▶ DATA IN THIS EXERCISE:
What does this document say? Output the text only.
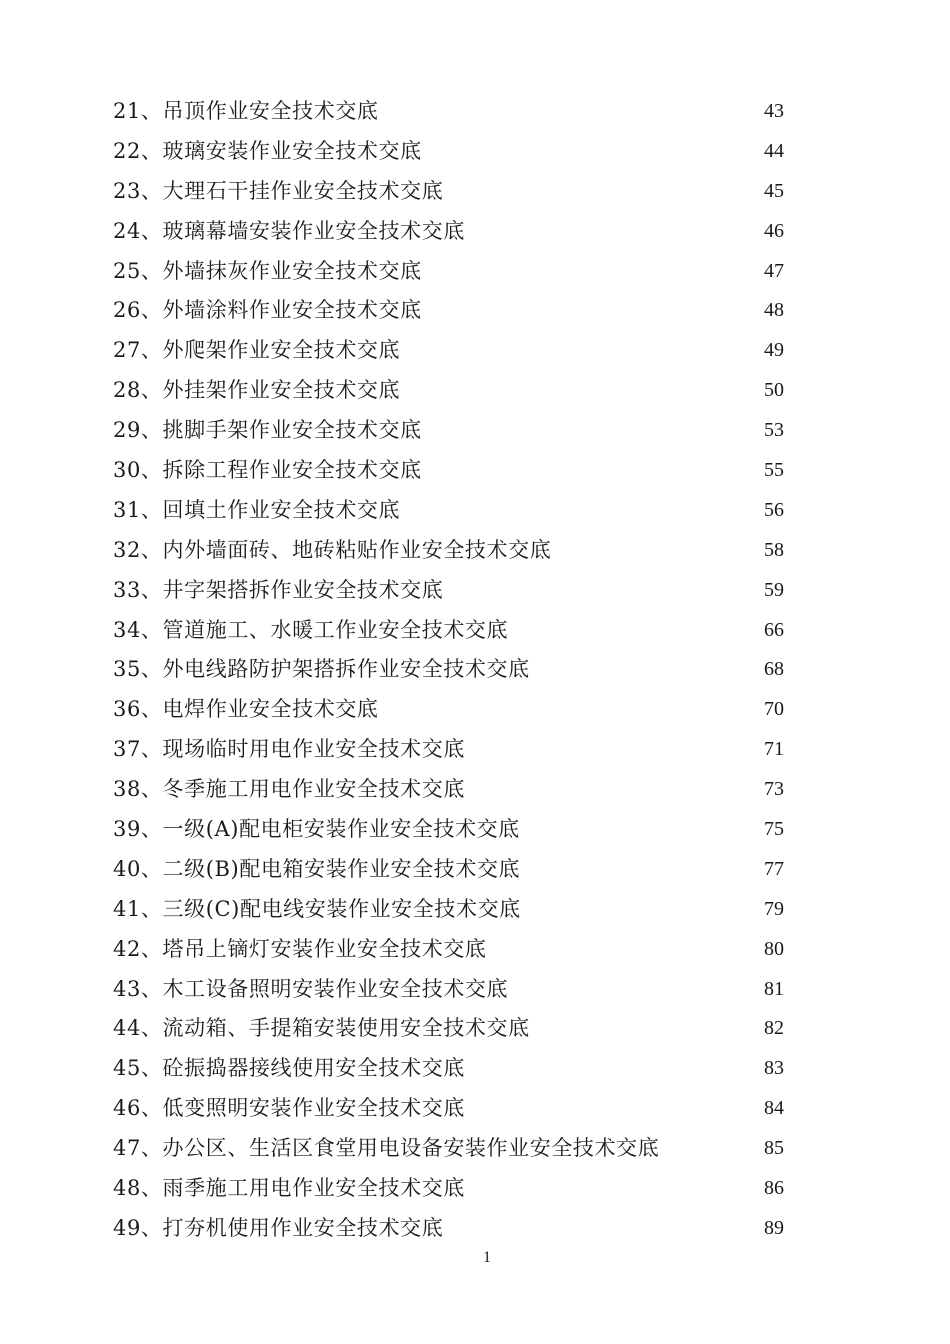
21、吊顶作业安全技术交底	43
22、玻璃安装作业安全技术交底	44
23、大理石干挂作业安全技术交底	45
24、玻璃幕墙安装作业安全技术交底	46
25、外墙抹灰作业安全技术交底	47
26、外墙涂料作业安全技术交底	48
27、外爬架作业安全技术交底	49
28、外挂架作业安全技术交底	50
29、挑脚手架作业安全技术交底	53
30、拆除工程作业安全技术交底	55
31、回填土作业安全技术交底	56
32、内外墙面砖、地砖粘贴作业安全技术交底	58
33、井字架搭拆作业安全技术交底	59
34、管道施工、水暖工作业安全技术交底	66
35、外电线路防护架搭拆作业安全技术交底	68
36、电焊作业安全技术交底	70
37、现场临时用电作业安全技术交底	71
38、冬季施工用电作业安全技术交底	73
39、一级(A)配电柜安装作业安全技术交底	75
40、二级(B)配电箱安装作业安全技术交底	77
41、三级(C)配电线安装作业安全技术交底	79
42、塔吊上镝灯安装作业安全技术交底	80
43、木工设备照明安装作业安全技术交底	81
44、流动箱、手提箱安装使用安全技术交底	82
45、砼振捣器接线使用安全技术交底	83
46、低变照明安装作业安全技术交底	84
47、办公区、生活区食堂用电设备安装作业安全技术交底	85
48、雨季施工用电作业安全技术交底	86
49、打夯机使用作业安全技术交底	89
1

▶ OBJECTIVE:
Retype each entry precisely. Skip images entirely.

▶ EXERCISE RESPONSE:
What does this document say? Output the text only.
21、吊顶作业安全技术交底	43
22、玻璃安装作业安全技术交底	44
23、大理石干挂作业安全技术交底	45
24、玻璃幕墙安装作业安全技术交底	46
25、外墙抹灰作业安全技术交底	47
26、外墙涂料作业安全技术交底	48
27、外爬架作业安全技术交底	49
28、外挂架作业安全技术交底	50
29、挑脚手架作业安全技术交底	53
30、拆除工程作业安全技术交底	55
31、回填土作业安全技术交底	56
32、内外墙面砖、地砖粘贴作业安全技术交底	58
33、井字架搭拆作业安全技术交底	59
34、管道施工、水暖工作业安全技术交底	66
35、外电线路防护架搭拆作业安全技术交底	68
36、电焊作业安全技术交底	70
37、现场临时用电作业安全技术交底	71
38、冬季施工用电作业安全技术交底	73
39、一级(A)配电柜安装作业安全技术交底	75
40、二级(B)配电箱安装作业安全技术交底	77
41、三级(C)配电线安装作业安全技术交底	79
42、塔吊上镝灯安装作业安全技术交底	80
43、木工设备照明安装作业安全技术交底	81
44、流动箱、手提箱安装使用安全技术交底	82
45、砼振捣器接线使用安全技术交底	83
46、低变照明安装作业安全技术交底	84
47、办公区、生活区食堂用电设备安装作业安全技术交底	85
48、雨季施工用电作业安全技术交底	86
49、打夯机使用作业安全技术交底	89
1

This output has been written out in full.